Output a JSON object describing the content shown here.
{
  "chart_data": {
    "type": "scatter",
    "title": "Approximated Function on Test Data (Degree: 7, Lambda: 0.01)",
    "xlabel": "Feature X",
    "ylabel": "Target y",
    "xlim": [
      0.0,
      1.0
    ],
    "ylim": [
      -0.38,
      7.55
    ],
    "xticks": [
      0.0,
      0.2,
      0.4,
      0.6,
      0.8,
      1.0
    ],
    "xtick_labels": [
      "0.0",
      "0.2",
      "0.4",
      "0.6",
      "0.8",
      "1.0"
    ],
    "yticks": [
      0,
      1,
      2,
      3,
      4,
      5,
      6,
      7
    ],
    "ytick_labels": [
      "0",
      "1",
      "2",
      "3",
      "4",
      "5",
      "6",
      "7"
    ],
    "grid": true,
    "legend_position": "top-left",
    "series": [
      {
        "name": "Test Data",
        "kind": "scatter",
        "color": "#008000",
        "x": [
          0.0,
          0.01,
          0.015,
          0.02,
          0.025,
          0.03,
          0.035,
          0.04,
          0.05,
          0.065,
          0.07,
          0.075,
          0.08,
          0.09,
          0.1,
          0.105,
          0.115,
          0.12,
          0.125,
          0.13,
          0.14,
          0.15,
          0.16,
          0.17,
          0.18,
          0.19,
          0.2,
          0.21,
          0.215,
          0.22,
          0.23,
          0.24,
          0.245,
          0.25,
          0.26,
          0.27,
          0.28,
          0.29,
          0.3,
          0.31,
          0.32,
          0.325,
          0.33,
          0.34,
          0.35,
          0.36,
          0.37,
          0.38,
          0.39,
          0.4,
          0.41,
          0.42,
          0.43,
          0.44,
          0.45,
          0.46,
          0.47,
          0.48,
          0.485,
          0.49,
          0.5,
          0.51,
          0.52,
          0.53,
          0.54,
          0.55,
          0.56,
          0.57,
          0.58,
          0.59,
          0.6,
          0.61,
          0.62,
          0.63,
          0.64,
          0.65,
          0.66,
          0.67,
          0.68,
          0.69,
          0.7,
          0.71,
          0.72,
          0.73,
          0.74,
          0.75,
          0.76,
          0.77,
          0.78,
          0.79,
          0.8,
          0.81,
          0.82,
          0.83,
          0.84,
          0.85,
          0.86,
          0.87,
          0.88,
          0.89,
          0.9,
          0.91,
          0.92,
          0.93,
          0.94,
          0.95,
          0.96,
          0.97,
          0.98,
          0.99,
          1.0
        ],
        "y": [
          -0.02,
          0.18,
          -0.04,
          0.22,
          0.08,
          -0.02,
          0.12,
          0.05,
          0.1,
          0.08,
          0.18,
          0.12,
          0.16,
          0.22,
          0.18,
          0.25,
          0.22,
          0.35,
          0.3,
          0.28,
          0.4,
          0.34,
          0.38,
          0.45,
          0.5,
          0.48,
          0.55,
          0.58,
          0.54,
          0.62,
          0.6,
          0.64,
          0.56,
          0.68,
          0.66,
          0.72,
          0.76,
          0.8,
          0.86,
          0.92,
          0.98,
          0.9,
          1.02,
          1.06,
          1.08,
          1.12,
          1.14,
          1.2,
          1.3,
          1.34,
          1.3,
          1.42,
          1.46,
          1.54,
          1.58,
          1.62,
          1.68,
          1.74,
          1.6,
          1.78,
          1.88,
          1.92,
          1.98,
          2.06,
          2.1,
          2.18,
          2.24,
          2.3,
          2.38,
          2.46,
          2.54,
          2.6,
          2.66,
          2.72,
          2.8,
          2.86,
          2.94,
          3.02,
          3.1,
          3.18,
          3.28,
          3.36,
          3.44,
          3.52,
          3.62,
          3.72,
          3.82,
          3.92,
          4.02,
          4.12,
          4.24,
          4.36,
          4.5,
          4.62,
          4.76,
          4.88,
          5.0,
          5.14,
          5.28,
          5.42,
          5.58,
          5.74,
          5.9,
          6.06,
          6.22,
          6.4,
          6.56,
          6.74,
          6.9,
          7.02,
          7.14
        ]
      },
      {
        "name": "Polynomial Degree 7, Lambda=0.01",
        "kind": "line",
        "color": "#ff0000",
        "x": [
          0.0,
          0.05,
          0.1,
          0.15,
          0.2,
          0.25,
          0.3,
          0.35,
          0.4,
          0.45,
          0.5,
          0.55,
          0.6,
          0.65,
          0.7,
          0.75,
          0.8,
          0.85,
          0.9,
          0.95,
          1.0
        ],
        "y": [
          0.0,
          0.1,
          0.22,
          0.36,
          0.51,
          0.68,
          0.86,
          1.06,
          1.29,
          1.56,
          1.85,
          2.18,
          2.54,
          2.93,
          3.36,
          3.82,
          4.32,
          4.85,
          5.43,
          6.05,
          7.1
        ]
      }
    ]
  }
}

- **Work to be completed**:
Tally the lines of the data that contain the string "Lambda" and report the total alone.

- **Written response**:
2